* Input material
--

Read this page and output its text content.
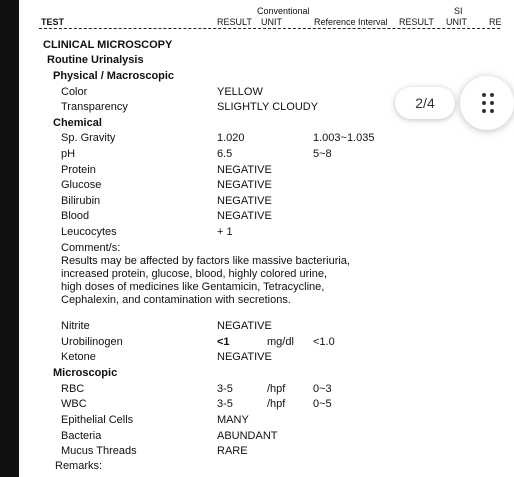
Conventional	SI
TEST	RESULT UNIT	Reference Interval RESULT UNIT RE
CLINICAL MICROSCOPY
Routine Urinalysis
Physical / Macroscopic
Color	YELLOW
Transparency	SLIGHTLY CLOUDY
Chemical
Sp. Gravity	1.020	1.003~1.035
pH	6.5	5~8
Protein	NEGATIVE
Glucose	NEGATIVE
Bilirubin	NEGATIVE
Blood	NEGATIVE
Leucocytes	+ 1
Comment/s:
Results may be affected by factors like massive bacteriuria,
increased protein, glucose, blood, highly colored urine,
high doses of medicines like Gentamicin, Tetracycline,
Cephalexin, and contamination with secretions.
Nitrite	NEGATIVE
Urobilinogen	<1	mg/dl <1.0
Ketone	NEGATIVE
Microscopic
RBC	3-5	/hpf	0~3
WBC	3-5	/hpf	0~5
Epithelial Cells	MANY
Bacteria	ABUNDANT
Mucus Threads	RARE
Remarks:
2/4
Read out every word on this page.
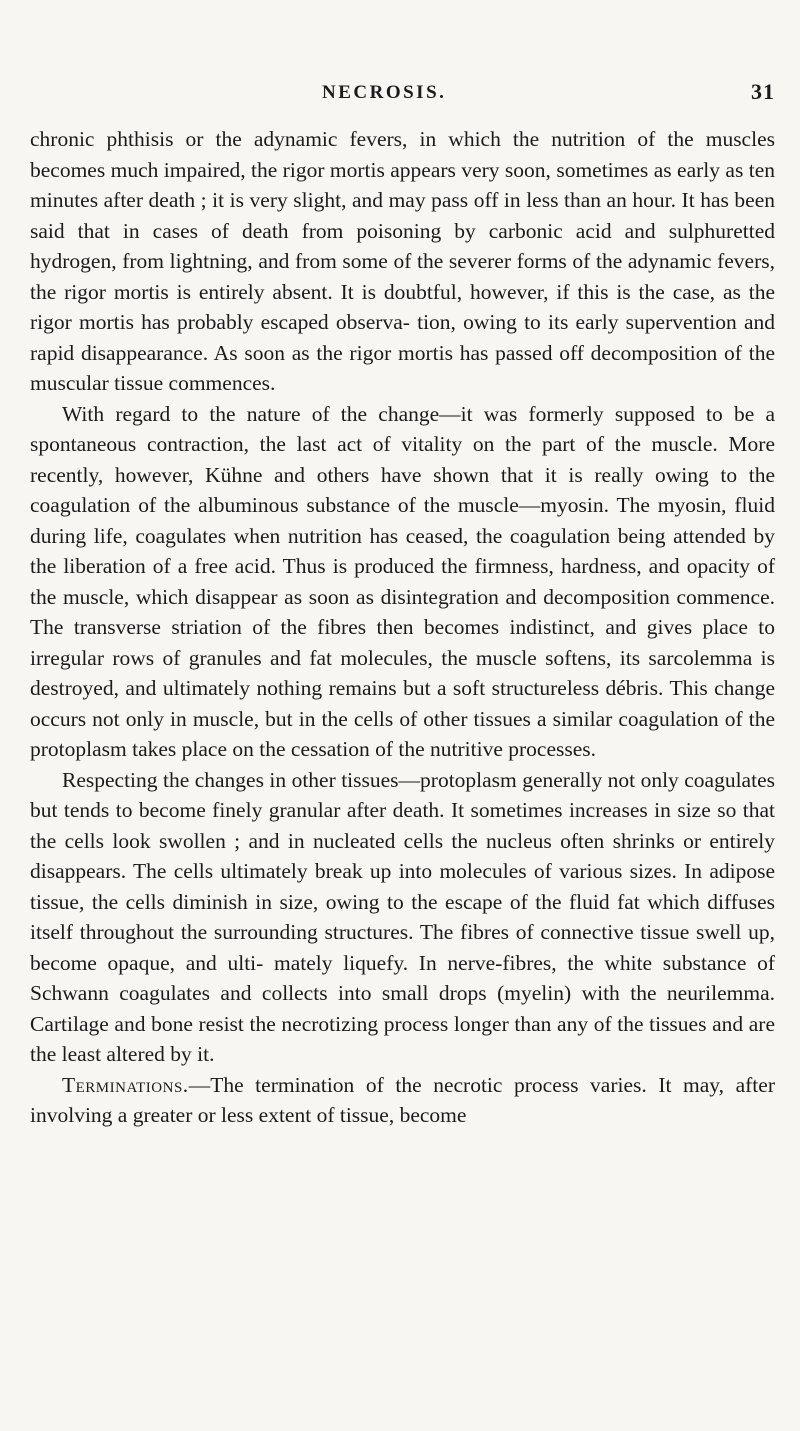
NECROSIS.	31

chronic phthisis or the adynamic fevers, in which the nutrition of the muscles becomes much impaired, the rigor mortis appears very soon, sometimes as early as ten minutes after death ; it is very slight, and may pass off in less than an hour. It has been said that in cases of death from poisoning by carbonic acid and sulphuretted hydrogen, from lightning, and from some of the severer forms of the adynamic fevers, the rigor mortis is entirely absent. It is doubtful, however, if this is the case, as the rigor mortis has probably escaped observa- tion, owing to its early supervention and rapid disappearance. As soon as the rigor mortis has passed off decomposition of the muscular tissue commences.

With regard to the nature of the change—it was formerly supposed to be a spontaneous contraction, the last act of vitality on the part of the muscle. More recently, however, Kühne and others have shown that it is really owing to the coagulation of the albuminous substance of the muscle—myosin. The myosin, fluid during life, coagulates when nutrition has ceased, the coagulation being attended by the liberation of a free acid. Thus is produced the firmness, hardness, and opacity of the muscle, which disappear as soon as disintegration and decomposition commence. The transverse striation of the fibres then becomes indistinct, and gives place to irregular rows of granules and fat molecules, the muscle softens, its sarcolemma is destroyed, and ultimately nothing remains but a soft structureless débris. This change occurs not only in muscle, but in the cells of other tissues a similar coagulation of the protoplasm takes place on the cessation of the nutritive processes.

Respecting the changes in other tissues—protoplasm generally not only coagulates but tends to become finely granular after death. It sometimes increases in size so that the cells look swollen ; and in nucleated cells the nucleus often shrinks or entirely disappears. The cells ultimately break up into molecules of various sizes. In adipose tissue, the cells diminish in size, owing to the escape of the fluid fat which diffuses itself throughout the surrounding structures. The fibres of connective tissue swell up, become opaque, and ulti- mately liquefy. In nerve-fibres, the white substance of Schwann coagulates and collects into small drops (myelin) with the neurilemma. Cartilage and bone resist the necrotizing process longer than any of the tissues and are the least altered by it.

Terminations.—The termination of the necrotic process varies. It may, after involving a greater or less extent of tissue, become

--

* Work required
Where a line in the records above includes the string "page", show it.

* Exercise solution
Read this page and output its text content.
Read out every word on this page.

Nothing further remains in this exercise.